[What is being asked] Restate the whole listing word for word. Pictures are left out.

[Dataset rows]
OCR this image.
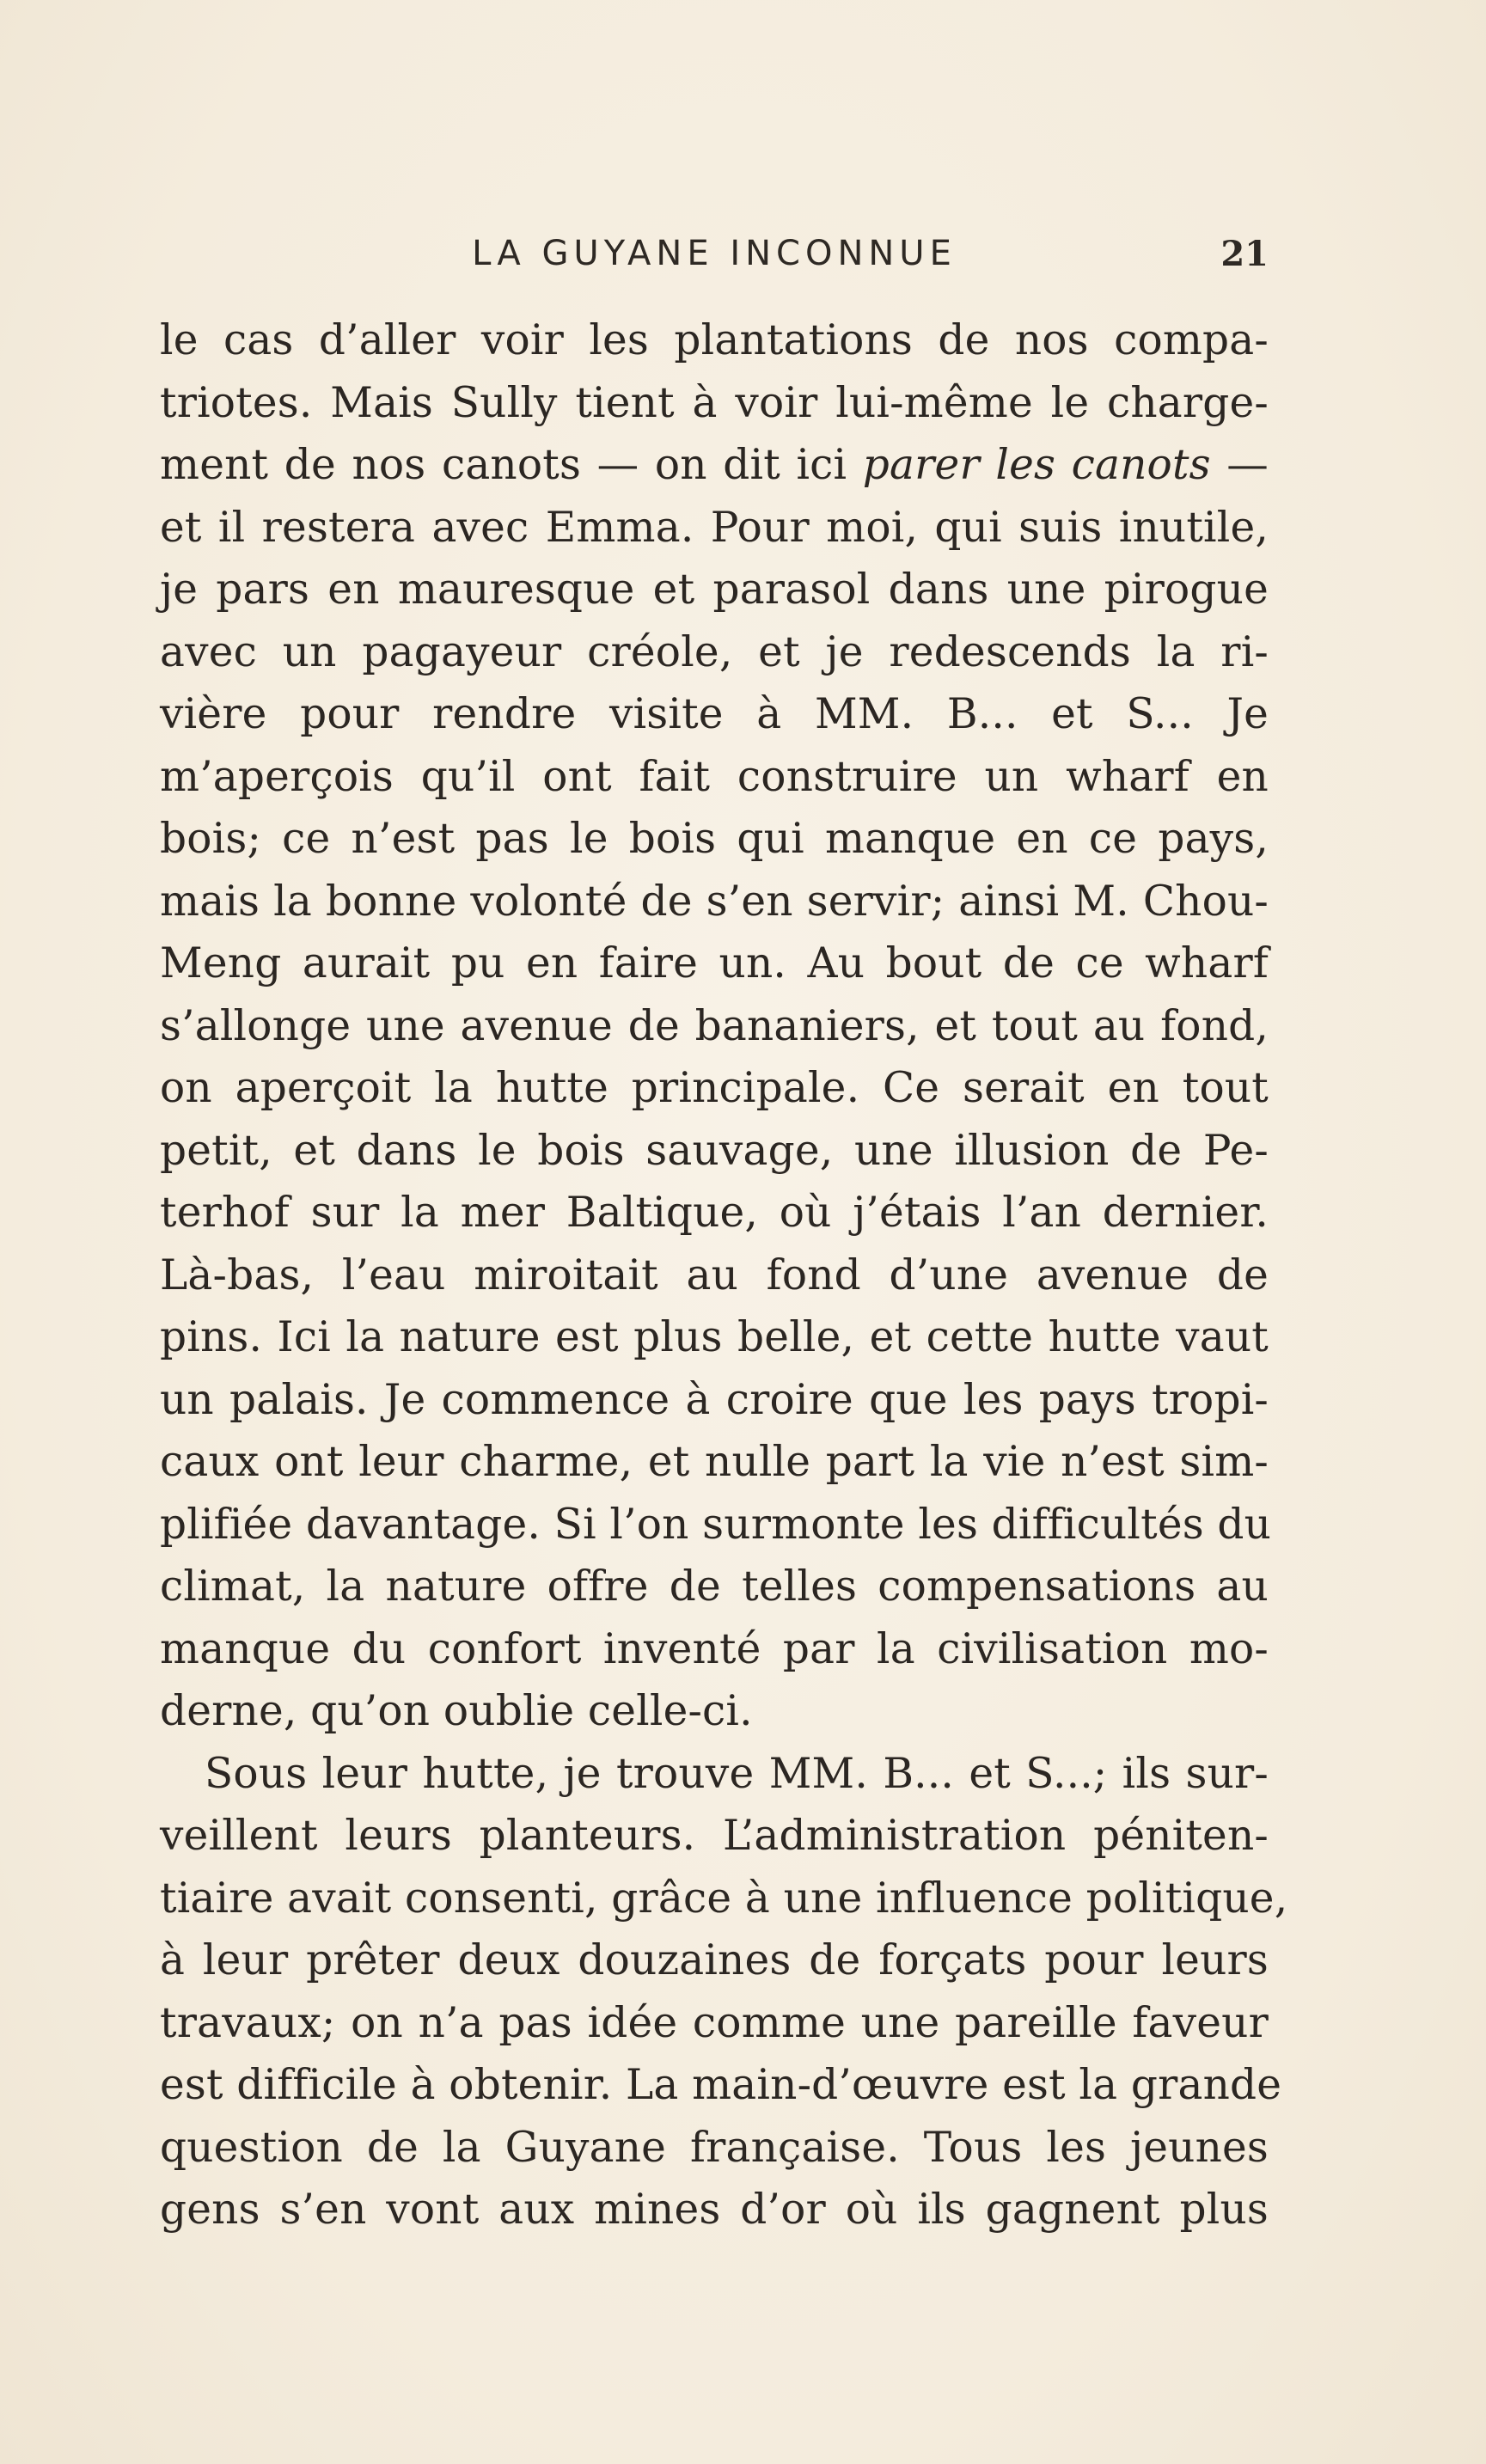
LA GUYANE INCONNUE	21
le cas d’aller voir les plantations de nos compa-
triotes. Mais Sully tient à voir lui-même le charge-
ment de nos canots — on dit ici parer les canots —
et il restera avec Emma. Pour moi, qui suis inutile,
je pars en mauresque et parasol dans une pirogue
avec un pagayeur créole, et je redescends la ri-
vière pour rendre visite à MM. B... et S... Je
m’aperçois qu’il ont fait construire un wharf en
bois; ce n’est pas le bois qui manque en ce pays,
mais la bonne volonté de s’en servir; ainsi M. Chou-
Meng aurait pu en faire un. Au bout de ce wharf
s’allonge une avenue de bananiers, et tout au fond,
on aperçoit la hutte principale. Ce serait en tout
petit, et dans le bois sauvage, une illusion de Pe-
terhof sur la mer Baltique, où j’étais l’an dernier.
Là-bas, l’eau miroitait au fond d’une avenue de
pins. Ici la nature est plus belle, et cette hutte vaut
un palais. Je commence à croire que les pays tropi-
caux ont leur charme, et nulle part la vie n’est sim-
plifiée davantage. Si l’on surmonte les difficultés du
climat, la nature offre de telles compensations au
manque du confort inventé par la civilisation mo-
derne, qu’on oublie celle-ci.
Sous leur hutte, je trouve MM. B... et S...; ils sur-
veillent leurs planteurs. L’administration péniten-
tiaire avait consenti, grâce à une influence politique,
à leur prêter deux douzaines de forçats pour leurs
travaux; on n’a pas idée comme une pareille faveur
est difficile à obtenir. La main-d’œuvre est la grande
question de la Guyane française. Tous les jeunes
gens s’en vont aux mines d’or où ils gagnent plus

[Solution]
OCR this image.
LA GUYANE INCONNUE	21
le cas d’aller voir les plantations de nos compa-
triotes. Mais Sully tient à voir lui-même le charge-
ment de nos canots — on dit ici parer les canots —
et il restera avec Emma. Pour moi, qui suis inutile,
je pars en mauresque et parasol dans une pirogue
avec un pagayeur créole, et je redescends la ri-
vière pour rendre visite à MM. B... et S... Je
m’aperçois qu’il ont fait construire un wharf en
bois; ce n’est pas le bois qui manque en ce pays,
mais la bonne volonté de s’en servir; ainsi M. Chou-
Meng aurait pu en faire un. Au bout de ce wharf
s’allonge une avenue de bananiers, et tout au fond,
on aperçoit la hutte principale. Ce serait en tout
petit, et dans le bois sauvage, une illusion de Pe-
terhof sur la mer Baltique, où j’étais l’an dernier.
Là-bas, l’eau miroitait au fond d’une avenue de
pins. Ici la nature est plus belle, et cette hutte vaut
un palais. Je commence à croire que les pays tropi-
caux ont leur charme, et nulle part la vie n’est sim-
plifiée davantage. Si l’on surmonte les difficultés du
climat, la nature offre de telles compensations au
manque du confort inventé par la civilisation mo-
derne, qu’on oublie celle-ci.
Sous leur hutte, je trouve MM. B... et S...; ils sur-
veillent leurs planteurs. L’administration péniten-
tiaire avait consenti, grâce à une influence politique,
à leur prêter deux douzaines de forçats pour leurs
travaux; on n’a pas idée comme une pareille faveur
est difficile à obtenir. La main-d’œuvre est la grande
question de la Guyane française. Tous les jeunes
gens s’en vont aux mines d’or où ils gagnent plus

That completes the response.